Give the material once more, word for word, without any images.

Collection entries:
════════════════
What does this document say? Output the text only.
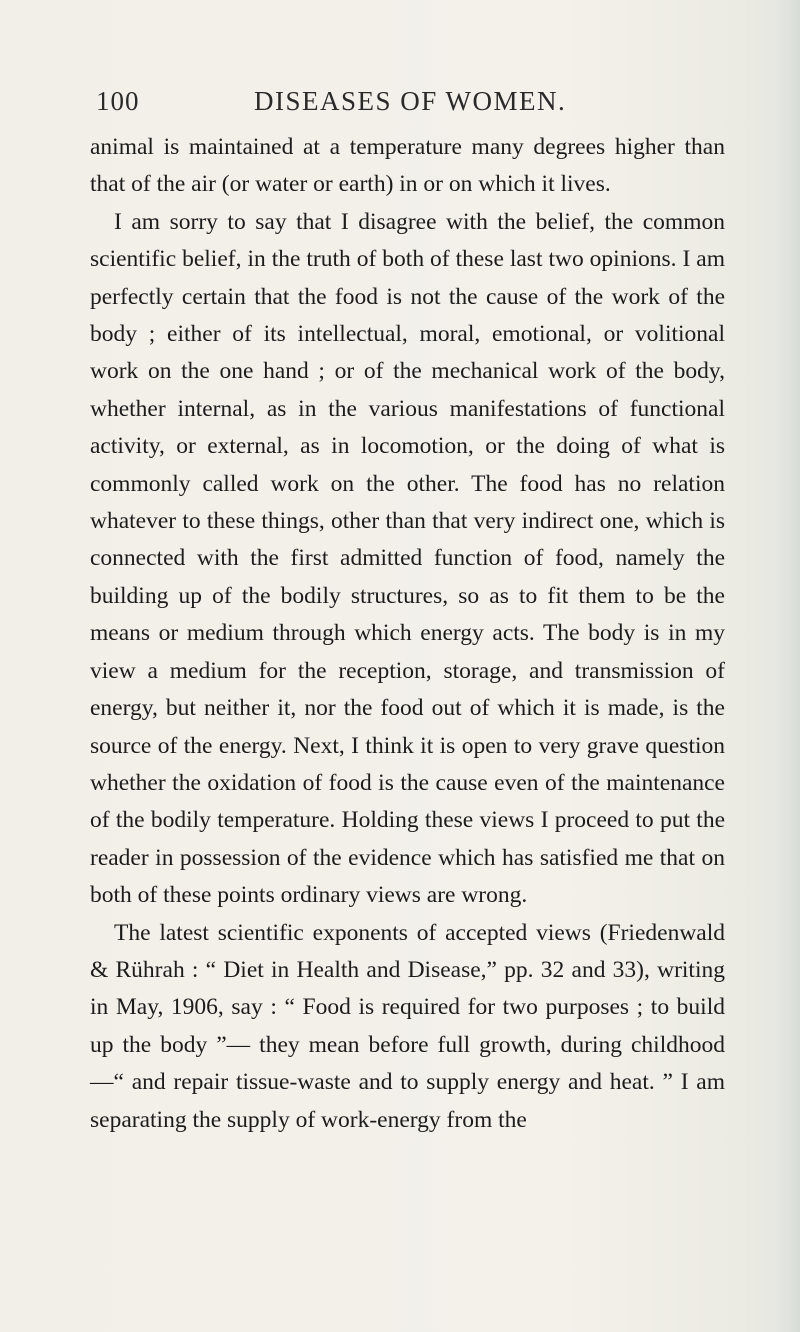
100	DISEASES OF WOMEN.

animal is maintained at a temperature many degrees higher than that of the air (or water or earth) in or on which it lives.

I am sorry to say that I disagree with the belief, the common scientific belief, in the truth of both of these last two opinions. I am perfectly certain that the food is not the cause of the work of the body ; either of its intellectual, moral, emotional, or volitional work on the one hand ; or of the mechanical work of the body, whether internal, as in the various manifestations of functional activity, or external, as in locomotion, or the doing of what is commonly called work on the other. The food has no relation whatever to these things, other than that very indirect one, which is connected with the first admitted function of food, namely the building up of the bodily structures, so as to fit them to be the means or medium through which energy acts. The body is in my view a medium for the reception, storage, and transmission of energy, but neither it, nor the food out of which it is made, is the source of the energy. Next, I think it is open to very grave question whether the oxidation of food is the cause even of the maintenance of the bodily temperature. Holding these views I proceed to put the reader in possession of the evidence which has satisfied me that on both of these points ordinary views are wrong.

The latest scientific exponents of accepted views (Friedenwald & Rührah : “ Diet in Health and Disease,” pp. 32 and 33), writing in May, 1906, say : “ Food is required for two purposes ; to build up the body ”— they mean before full growth, during childhood—“ and repair tissue-waste and to supply energy and heat. ” I am separating the supply of work-energy from the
════════════════
▸ Problem solution:
What does this document say? Output the text only.
100	DISEASES OF WOMEN.

animal is maintained at a temperature many degrees higher than that of the air (or water or earth) in or on which it lives.

I am sorry to say that I disagree with the belief, the common scientific belief, in the truth of both of these last two opinions. I am perfectly certain that the food is not the cause of the work of the body ; either of its intellectual, moral, emotional, or volitional work on the one hand ; or of the mechanical work of the body, whether internal, as in the various manifestations of functional activity, or external, as in locomotion, or the doing of what is commonly called work on the other. The food has no relation whatever to these things, other than that very indirect one, which is connected with the first admitted function of food, namely the building up of the bodily structures, so as to fit them to be the means or medium through which energy acts. The body is in my view a medium for the reception, storage, and transmission of energy, but neither it, nor the food out of which it is made, is the source of the energy. Next, I think it is open to very grave question whether the oxidation of food is the cause even of the maintenance of the bodily temperature. Holding these views I proceed to put the reader in possession of the evidence which has satisfied me that on both of these points ordinary views are wrong.

The latest scientific exponents of accepted views (Friedenwald & Rührah : “ Diet in Health and Disease,” pp. 32 and 33), writing in May, 1906, say : “ Food is required for two purposes ; to build up the body ”— they mean before full growth, during childhood—“ and repair tissue-waste and to supply energy and heat. ” I am separating the supply of work-energy from the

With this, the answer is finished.